* The exercise *
Rewrite the rows from the start up to and including the line with "The opening 134 is at (790, 382).", putting "earlier approach" in place of "prior art approach" and leaving everything else unchanged. Omit the pictures from your answer.

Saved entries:
* begin *

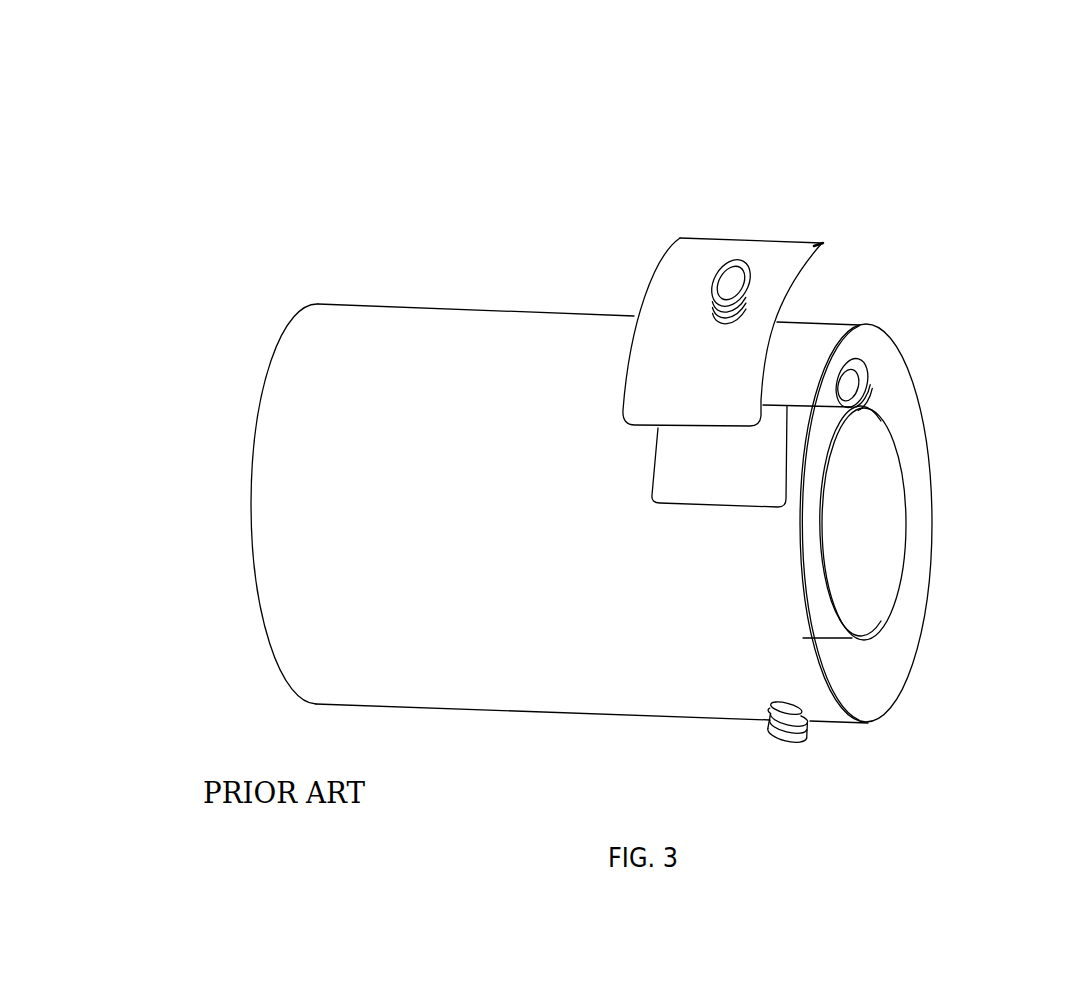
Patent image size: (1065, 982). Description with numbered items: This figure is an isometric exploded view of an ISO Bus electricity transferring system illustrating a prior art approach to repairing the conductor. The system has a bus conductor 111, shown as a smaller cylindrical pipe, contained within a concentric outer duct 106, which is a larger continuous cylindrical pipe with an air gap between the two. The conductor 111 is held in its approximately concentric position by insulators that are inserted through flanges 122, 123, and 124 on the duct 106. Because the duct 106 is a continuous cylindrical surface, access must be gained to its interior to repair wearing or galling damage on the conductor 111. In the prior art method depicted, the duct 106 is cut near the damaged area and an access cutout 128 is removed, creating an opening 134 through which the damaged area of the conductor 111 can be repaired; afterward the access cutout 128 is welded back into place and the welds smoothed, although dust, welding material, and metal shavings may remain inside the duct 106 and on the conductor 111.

The duct 106 is at (425, 307).
The conductor 111 is at (898, 461).
The flange 122 is at (750, 277).
The flange 123 is at (810, 722).
The flange 124 is at (864, 362).
The access cutout 128 is at (678, 237).
The opening 134 is at (790, 382).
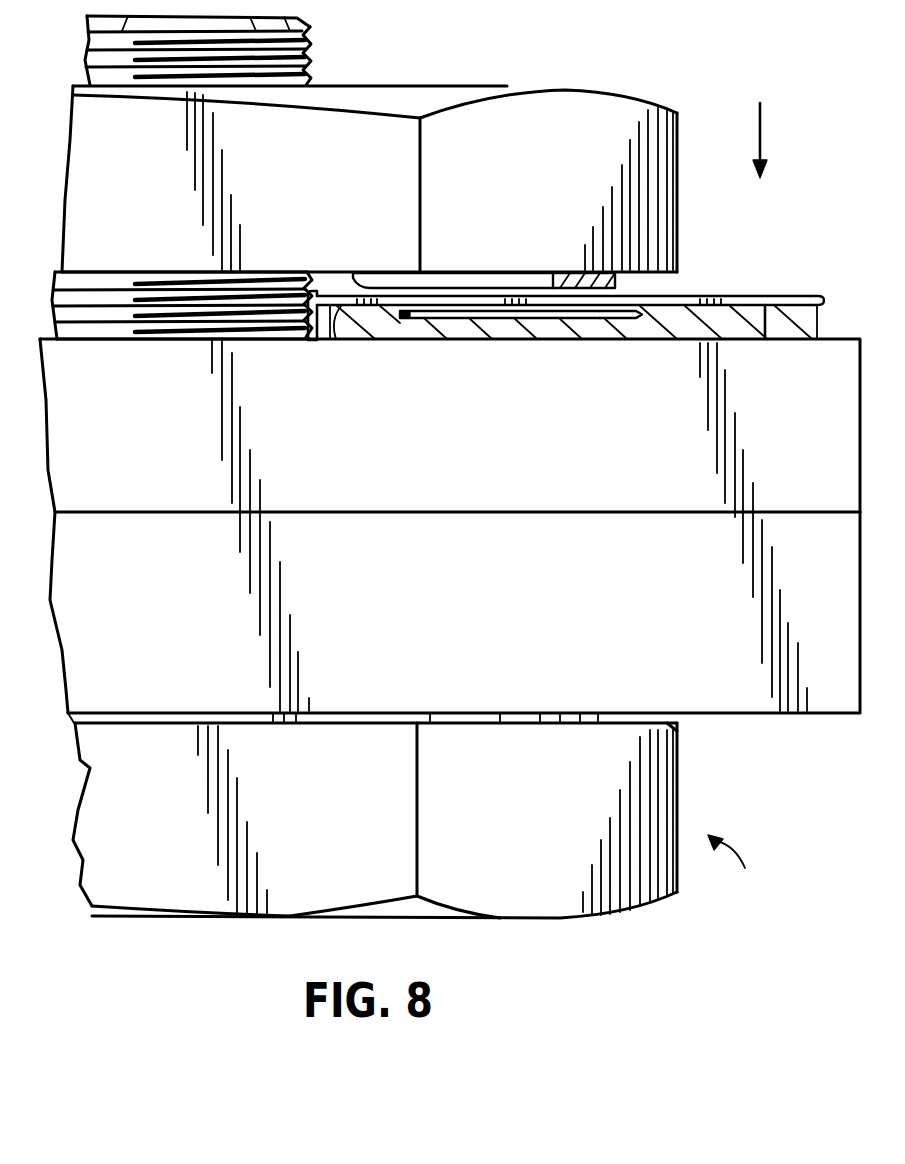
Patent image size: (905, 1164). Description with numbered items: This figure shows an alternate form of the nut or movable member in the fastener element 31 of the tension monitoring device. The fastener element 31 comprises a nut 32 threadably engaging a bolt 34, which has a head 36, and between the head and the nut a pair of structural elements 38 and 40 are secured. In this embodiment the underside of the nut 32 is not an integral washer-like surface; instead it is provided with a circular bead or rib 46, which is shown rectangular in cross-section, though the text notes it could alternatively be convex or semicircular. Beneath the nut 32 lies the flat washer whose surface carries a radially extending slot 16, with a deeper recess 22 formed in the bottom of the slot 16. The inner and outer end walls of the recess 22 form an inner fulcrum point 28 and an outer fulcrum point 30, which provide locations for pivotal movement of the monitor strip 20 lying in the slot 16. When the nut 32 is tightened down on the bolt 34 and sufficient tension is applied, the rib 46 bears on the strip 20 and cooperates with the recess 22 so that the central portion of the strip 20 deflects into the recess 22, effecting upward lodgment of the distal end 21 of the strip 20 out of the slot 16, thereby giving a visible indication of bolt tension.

The slot 16 is at (340, 306).
The monitor strip 20 is at (682, 298).
The distal end 21 is at (802, 296).
The recess 22 is at (547, 314).
The inner fulcrum point 28 is at (421, 322).
The outer fulcrum point 30 is at (618, 318).
The fastener element 31 is at (747, 862).
The nut 32 is at (572, 113).
The bolt 34 is at (308, 48).
The head 36 is at (600, 777).
The structural element 38 is at (628, 500).
The structural element 40 is at (616, 587).
The circular bead or rib 46 is at (469, 273).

* end *

* Complete response *
Patent image size: (1065, 982). Description with numbered items: This figure is an isometric exploded view of an ISO Bus electricity transferring system illustrating a earlier approach to repairing the conductor. The system has a bus conductor 111, shown as a smaller cylindrical pipe, contained within a concentric outer duct 106, which is a larger continuous cylindrical pipe with an air gap between the two. The conductor 111 is held in its approximately concentric position by insulators that are inserted through flanges 122, 123, and 124 on the duct 106. Because the duct 106 is a continuous cylindrical surface, access must be gained to its interior to repair wearing or galling damage on the conductor 111. In the prior art method depicted, the duct 106 is cut near the damaged area and an access cutout 128 is removed, creating an opening 134 through which the damaged area of the conductor 111 can be repaired; afterward the access cutout 128 is welded back into place and the welds smoothed, although dust, welding material, and metal shavings may remain inside the duct 106 and on the conductor 111.

The duct 106 is at (425, 307).
The conductor 111 is at (898, 461).
The flange 122 is at (750, 277).
The flange 123 is at (810, 722).
The flange 124 is at (864, 362).
The access cutout 128 is at (678, 237).
The opening 134 is at (790, 382).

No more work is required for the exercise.